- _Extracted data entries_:
--------------------
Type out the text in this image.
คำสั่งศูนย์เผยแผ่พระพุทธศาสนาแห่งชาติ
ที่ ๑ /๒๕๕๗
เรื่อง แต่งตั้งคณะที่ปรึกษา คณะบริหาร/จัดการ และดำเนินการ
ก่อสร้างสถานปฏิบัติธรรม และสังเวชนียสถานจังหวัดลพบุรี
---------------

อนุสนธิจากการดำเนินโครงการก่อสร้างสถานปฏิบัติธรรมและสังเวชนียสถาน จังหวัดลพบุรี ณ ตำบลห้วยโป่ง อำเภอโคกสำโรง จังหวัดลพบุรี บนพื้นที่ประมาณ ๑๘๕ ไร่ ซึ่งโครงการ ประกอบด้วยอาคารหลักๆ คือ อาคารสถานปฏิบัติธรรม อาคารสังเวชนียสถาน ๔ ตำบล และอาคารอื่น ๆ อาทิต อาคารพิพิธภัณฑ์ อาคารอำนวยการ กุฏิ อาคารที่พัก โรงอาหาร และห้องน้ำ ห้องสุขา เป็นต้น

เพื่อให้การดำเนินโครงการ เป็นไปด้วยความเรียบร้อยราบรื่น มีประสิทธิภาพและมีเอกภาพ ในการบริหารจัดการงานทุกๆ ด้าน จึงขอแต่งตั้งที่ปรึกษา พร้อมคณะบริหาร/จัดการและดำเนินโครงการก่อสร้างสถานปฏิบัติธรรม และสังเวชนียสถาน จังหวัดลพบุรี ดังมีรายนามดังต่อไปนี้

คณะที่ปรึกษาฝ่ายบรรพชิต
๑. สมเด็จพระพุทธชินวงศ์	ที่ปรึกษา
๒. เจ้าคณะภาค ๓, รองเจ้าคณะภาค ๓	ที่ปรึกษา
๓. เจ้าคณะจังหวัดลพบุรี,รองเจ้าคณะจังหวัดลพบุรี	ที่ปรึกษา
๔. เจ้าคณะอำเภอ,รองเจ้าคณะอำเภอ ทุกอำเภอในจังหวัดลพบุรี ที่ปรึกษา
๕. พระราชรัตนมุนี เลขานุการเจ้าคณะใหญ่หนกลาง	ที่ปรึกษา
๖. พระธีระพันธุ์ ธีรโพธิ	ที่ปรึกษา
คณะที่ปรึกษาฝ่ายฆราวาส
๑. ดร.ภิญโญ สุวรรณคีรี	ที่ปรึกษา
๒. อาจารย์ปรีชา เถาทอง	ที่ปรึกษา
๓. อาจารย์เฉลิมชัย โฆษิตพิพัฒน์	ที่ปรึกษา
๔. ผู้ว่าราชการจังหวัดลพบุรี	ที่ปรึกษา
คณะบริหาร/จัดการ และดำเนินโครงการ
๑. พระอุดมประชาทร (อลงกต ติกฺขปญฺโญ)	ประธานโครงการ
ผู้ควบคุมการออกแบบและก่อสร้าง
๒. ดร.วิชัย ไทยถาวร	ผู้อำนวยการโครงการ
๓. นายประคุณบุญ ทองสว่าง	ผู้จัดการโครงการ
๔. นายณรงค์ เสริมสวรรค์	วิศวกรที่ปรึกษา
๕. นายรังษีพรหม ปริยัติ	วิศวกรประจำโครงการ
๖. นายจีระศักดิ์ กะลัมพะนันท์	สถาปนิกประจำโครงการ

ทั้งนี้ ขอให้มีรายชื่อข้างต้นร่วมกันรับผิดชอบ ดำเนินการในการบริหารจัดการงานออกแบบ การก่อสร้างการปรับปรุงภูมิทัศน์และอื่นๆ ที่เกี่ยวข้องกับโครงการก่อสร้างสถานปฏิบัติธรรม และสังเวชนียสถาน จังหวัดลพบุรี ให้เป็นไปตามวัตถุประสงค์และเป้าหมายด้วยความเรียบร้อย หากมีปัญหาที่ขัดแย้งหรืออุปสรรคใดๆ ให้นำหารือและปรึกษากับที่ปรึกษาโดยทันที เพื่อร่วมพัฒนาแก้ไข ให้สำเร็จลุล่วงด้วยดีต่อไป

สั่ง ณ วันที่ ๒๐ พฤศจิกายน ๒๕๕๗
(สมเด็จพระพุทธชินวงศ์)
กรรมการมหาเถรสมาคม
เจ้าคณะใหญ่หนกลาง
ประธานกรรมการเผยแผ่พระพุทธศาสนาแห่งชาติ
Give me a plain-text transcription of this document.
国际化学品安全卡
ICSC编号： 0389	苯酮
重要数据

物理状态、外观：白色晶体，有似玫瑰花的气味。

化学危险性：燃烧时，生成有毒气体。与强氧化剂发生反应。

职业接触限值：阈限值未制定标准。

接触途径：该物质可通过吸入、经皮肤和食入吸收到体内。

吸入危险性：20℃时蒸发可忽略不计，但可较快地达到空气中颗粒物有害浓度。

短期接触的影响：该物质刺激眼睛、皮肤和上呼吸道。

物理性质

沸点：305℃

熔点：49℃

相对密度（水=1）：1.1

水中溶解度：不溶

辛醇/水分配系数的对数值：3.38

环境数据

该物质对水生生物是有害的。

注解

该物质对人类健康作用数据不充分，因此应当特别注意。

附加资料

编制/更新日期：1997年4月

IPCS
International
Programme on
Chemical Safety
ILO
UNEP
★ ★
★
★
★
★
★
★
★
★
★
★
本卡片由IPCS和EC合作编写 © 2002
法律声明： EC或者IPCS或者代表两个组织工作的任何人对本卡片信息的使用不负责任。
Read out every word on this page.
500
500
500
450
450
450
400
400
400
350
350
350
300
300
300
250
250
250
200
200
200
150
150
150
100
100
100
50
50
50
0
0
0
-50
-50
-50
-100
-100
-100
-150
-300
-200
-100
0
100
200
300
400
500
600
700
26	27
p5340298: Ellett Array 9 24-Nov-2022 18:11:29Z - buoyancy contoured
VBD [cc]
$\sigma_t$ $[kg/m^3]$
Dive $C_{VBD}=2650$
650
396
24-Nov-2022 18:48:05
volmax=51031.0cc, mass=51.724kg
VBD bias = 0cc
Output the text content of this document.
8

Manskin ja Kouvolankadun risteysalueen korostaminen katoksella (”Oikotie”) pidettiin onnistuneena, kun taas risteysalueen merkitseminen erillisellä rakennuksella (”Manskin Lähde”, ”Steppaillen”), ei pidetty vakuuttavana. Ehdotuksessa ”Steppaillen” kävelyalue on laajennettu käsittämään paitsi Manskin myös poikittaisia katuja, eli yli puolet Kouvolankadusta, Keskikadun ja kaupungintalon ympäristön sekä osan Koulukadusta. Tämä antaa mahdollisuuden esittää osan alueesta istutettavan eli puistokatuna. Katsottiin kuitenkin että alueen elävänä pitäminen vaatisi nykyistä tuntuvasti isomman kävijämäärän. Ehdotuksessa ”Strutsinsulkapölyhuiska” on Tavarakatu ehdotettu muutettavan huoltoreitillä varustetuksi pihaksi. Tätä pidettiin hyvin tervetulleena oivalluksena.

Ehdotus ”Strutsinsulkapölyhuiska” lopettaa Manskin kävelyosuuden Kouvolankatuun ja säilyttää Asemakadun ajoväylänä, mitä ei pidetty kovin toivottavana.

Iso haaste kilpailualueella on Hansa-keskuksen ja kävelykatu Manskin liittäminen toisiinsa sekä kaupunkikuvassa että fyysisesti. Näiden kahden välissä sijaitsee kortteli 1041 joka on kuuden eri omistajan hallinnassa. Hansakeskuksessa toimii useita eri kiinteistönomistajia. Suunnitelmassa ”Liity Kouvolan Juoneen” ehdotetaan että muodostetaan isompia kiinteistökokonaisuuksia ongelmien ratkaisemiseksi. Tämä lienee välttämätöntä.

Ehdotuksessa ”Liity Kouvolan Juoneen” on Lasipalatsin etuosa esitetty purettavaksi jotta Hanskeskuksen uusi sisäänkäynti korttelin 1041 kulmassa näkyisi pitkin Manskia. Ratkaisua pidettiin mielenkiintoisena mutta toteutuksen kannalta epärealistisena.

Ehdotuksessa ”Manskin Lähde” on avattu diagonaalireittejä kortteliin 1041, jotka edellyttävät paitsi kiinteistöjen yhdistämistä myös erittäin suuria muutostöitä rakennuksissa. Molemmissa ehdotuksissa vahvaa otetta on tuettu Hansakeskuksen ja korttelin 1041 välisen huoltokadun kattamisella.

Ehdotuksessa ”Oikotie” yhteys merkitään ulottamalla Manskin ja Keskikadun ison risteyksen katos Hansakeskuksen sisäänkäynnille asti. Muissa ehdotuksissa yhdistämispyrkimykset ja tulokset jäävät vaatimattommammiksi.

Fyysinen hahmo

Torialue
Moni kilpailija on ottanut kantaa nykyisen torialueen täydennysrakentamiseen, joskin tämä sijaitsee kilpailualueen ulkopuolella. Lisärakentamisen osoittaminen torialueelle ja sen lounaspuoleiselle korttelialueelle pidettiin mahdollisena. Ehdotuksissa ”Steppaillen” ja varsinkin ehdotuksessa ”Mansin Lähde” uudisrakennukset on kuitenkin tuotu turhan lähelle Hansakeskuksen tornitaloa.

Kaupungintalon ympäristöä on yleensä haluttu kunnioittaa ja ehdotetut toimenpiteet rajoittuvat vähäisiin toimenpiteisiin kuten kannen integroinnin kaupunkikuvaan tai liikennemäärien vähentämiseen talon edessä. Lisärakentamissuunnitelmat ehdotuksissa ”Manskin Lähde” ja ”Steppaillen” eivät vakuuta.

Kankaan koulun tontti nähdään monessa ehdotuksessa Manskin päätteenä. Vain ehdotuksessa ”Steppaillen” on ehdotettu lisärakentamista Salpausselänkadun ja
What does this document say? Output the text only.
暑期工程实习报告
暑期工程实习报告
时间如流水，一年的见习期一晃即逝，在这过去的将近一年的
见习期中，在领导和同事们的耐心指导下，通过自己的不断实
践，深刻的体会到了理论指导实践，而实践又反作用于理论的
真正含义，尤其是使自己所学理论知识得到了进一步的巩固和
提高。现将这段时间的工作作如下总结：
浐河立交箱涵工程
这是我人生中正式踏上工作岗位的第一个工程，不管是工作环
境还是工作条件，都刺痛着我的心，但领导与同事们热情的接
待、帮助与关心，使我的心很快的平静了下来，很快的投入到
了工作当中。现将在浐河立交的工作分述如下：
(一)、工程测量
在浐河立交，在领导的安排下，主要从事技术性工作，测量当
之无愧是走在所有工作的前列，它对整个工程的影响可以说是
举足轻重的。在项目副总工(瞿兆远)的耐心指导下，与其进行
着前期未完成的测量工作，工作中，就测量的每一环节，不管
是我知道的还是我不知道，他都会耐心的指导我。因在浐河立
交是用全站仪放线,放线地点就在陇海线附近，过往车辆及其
--------------------
- _EXERCISE_:
Pick out, from the lines above, every one that contains the string "Output".

- _THE RESULT_:
Output the text content of this document.
What does this document say? Output the text only.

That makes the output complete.